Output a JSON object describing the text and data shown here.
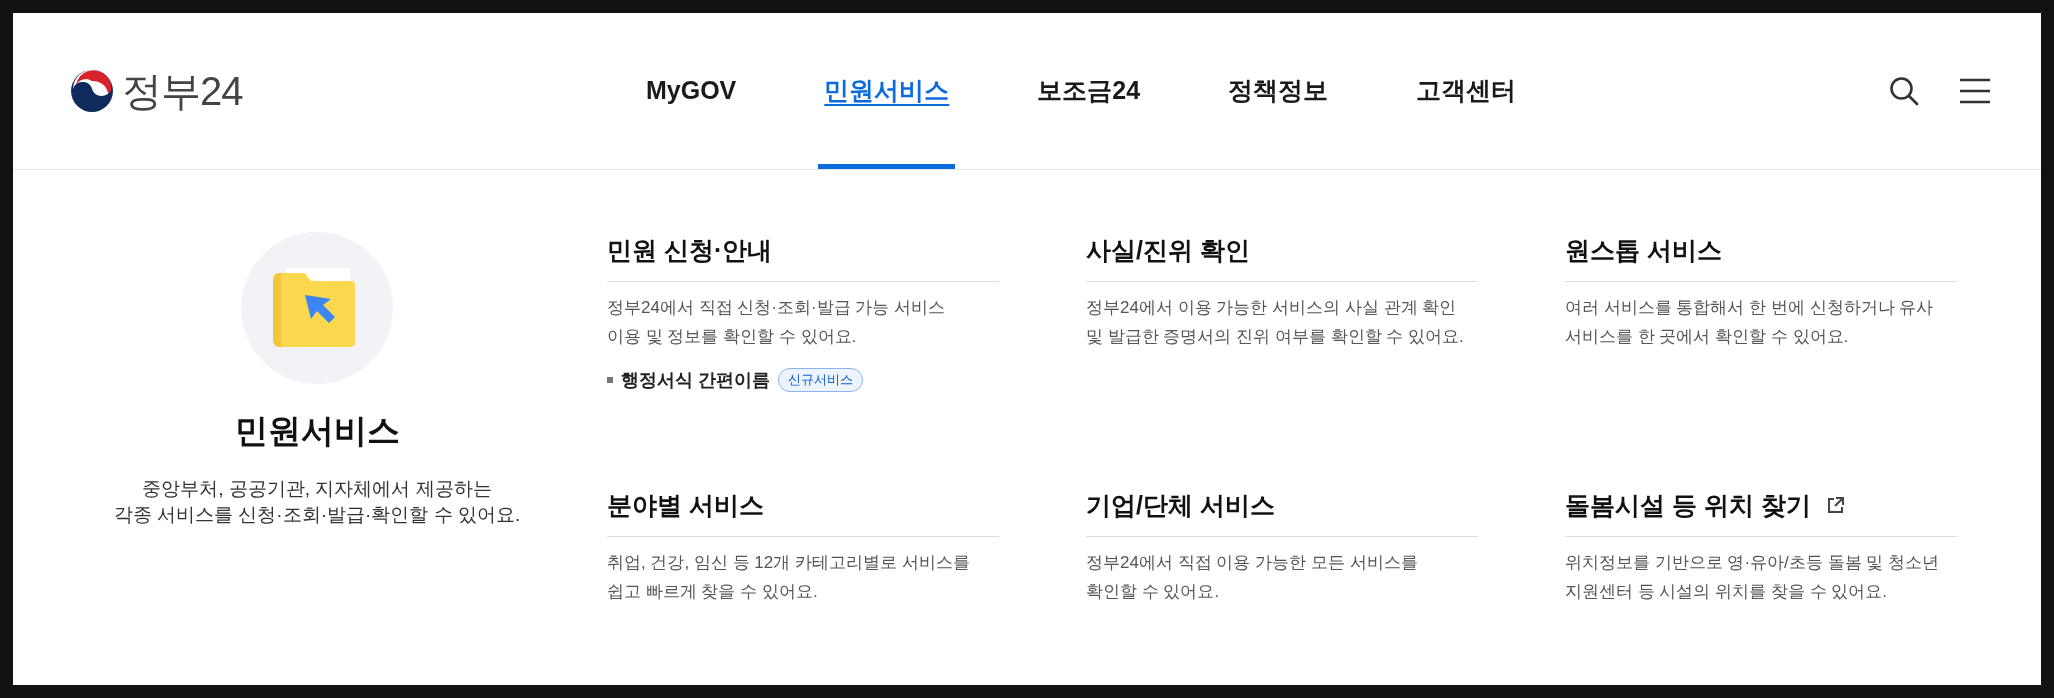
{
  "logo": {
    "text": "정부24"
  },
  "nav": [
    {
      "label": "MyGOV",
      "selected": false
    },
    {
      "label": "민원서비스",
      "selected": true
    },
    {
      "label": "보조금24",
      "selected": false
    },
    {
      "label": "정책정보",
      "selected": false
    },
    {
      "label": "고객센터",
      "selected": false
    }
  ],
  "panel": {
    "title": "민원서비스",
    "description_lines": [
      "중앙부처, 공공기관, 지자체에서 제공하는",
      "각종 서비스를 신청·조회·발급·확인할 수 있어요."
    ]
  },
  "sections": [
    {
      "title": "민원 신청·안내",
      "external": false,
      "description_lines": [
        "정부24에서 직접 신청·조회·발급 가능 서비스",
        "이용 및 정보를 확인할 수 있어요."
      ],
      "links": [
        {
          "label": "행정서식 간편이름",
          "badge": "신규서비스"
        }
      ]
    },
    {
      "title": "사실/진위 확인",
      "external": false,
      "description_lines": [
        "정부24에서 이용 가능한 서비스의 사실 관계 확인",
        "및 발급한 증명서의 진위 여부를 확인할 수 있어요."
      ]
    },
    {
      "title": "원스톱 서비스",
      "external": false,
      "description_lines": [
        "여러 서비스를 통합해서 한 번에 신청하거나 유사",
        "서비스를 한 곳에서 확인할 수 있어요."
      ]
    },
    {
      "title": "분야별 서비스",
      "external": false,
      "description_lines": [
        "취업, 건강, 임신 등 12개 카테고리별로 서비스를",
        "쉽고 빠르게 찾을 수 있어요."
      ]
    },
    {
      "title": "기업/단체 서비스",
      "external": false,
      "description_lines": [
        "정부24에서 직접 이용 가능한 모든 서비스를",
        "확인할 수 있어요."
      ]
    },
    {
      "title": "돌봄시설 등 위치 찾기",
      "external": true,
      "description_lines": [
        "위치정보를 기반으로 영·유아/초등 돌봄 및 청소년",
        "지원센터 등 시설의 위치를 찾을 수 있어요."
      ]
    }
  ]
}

**Exercise requirements:** Write out each entry exactly as given, but skip the pictures.

**Answer to this task:**
Output a JSON object describing the text and data shown here.
{
  "logo": {
    "text": "정부24"
  },
  "nav": [
    {
      "label": "MyGOV",
      "selected": false
    },
    {
      "label": "민원서비스",
      "selected": true
    },
    {
      "label": "보조금24",
      "selected": false
    },
    {
      "label": "정책정보",
      "selected": false
    },
    {
      "label": "고객센터",
      "selected": false
    }
  ],
  "panel": {
    "title": "민원서비스",
    "description_lines": [
      "중앙부처, 공공기관, 지자체에서 제공하는",
      "각종 서비스를 신청·조회·발급·확인할 수 있어요."
    ]
  },
  "sections": [
    {
      "title": "민원 신청·안내",
      "external": false,
      "description_lines": [
        "정부24에서 직접 신청·조회·발급 가능 서비스",
        "이용 및 정보를 확인할 수 있어요."
      ],
      "links": [
        {
          "label": "행정서식 간편이름",
          "badge": "신규서비스"
        }
      ]
    },
    {
      "title": "사실/진위 확인",
      "external": false,
      "description_lines": [
        "정부24에서 이용 가능한 서비스의 사실 관계 확인",
        "및 발급한 증명서의 진위 여부를 확인할 수 있어요."
      ]
    },
    {
      "title": "원스톱 서비스",
      "external": false,
      "description_lines": [
        "여러 서비스를 통합해서 한 번에 신청하거나 유사",
        "서비스를 한 곳에서 확인할 수 있어요."
      ]
    },
    {
      "title": "분야별 서비스",
      "external": false,
      "description_lines": [
        "취업, 건강, 임신 등 12개 카테고리별로 서비스를",
        "쉽고 빠르게 찾을 수 있어요."
      ]
    },
    {
      "title": "기업/단체 서비스",
      "external": false,
      "description_lines": [
        "정부24에서 직접 이용 가능한 모든 서비스를",
        "확인할 수 있어요."
      ]
    },
    {
      "title": "돌봄시설 등 위치 찾기",
      "external": true,
      "description_lines": [
        "위치정보를 기반으로 영·유아/초등 돌봄 및 청소년",
        "지원센터 등 시설의 위치를 찾을 수 있어요."
      ]
    }
  ]
}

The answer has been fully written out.